▶ _WORK TO COMPLETE_: Reproduce each line of the material exactly, minus any picture.

▶ _Some records_:
---

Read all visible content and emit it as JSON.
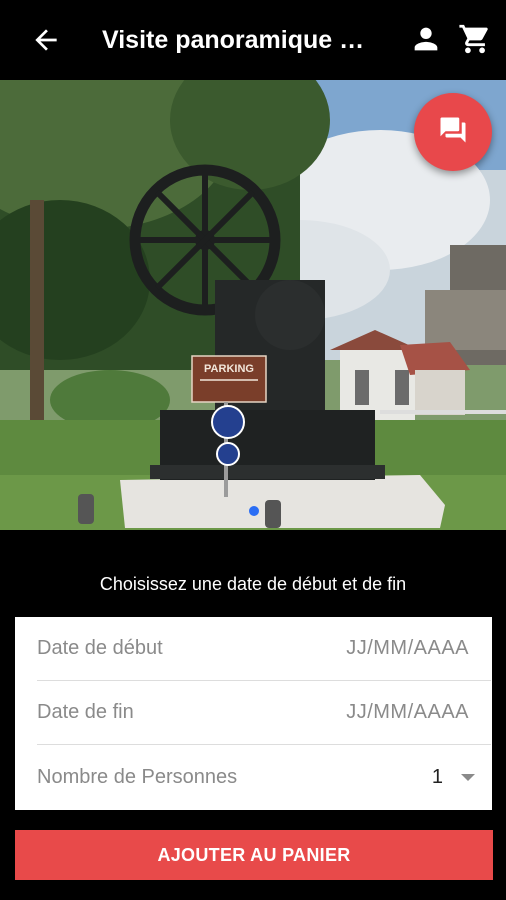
{
  "appbar": {
    "title": "Visite panoramique …",
    "back_icon": "arrow-back-icon",
    "user_icon": "person-icon",
    "cart_icon": "shopping-cart-icon"
  },
  "hero": {
    "sign_text": "PARKING",
    "chat_icon": "chat-icon",
    "carousel_dots": 1,
    "carousel_active": 1
  },
  "booking": {
    "prompt": "Choisissez une date de début et de fin",
    "start_label": "Date de début",
    "start_placeholder": "JJ/MM/AAAA",
    "end_label": "Date de fin",
    "end_placeholder": "JJ/MM/AAAA",
    "persons_label": "Nombre de Personnes",
    "persons_value": "1"
  },
  "actions": {
    "add_to_cart": "AJOUTER AU PANIER"
  },
  "colors": {
    "accent": "#e84a4a",
    "background": "#000000",
    "dot_active": "#2a6df4"
  }
}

---

▶ _RESULT OF THE EXERCISE_:
Read all visible content and emit it as JSON.
{
  "appbar": {
    "title": "Visite panoramique …",
    "back_icon": "arrow-back-icon",
    "user_icon": "person-icon",
    "cart_icon": "shopping-cart-icon"
  },
  "hero": {
    "sign_text": "PARKING",
    "chat_icon": "chat-icon",
    "carousel_dots": 1,
    "carousel_active": 1
  },
  "booking": {
    "prompt": "Choisissez une date de début et de fin",
    "start_label": "Date de début",
    "start_placeholder": "JJ/MM/AAAA",
    "end_label": "Date de fin",
    "end_placeholder": "JJ/MM/AAAA",
    "persons_label": "Nombre de Personnes",
    "persons_value": "1"
  },
  "actions": {
    "add_to_cart": "AJOUTER AU PANIER"
  },
  "colors": {
    "accent": "#e84a4a",
    "background": "#000000",
    "dot_active": "#2a6df4"
  }
}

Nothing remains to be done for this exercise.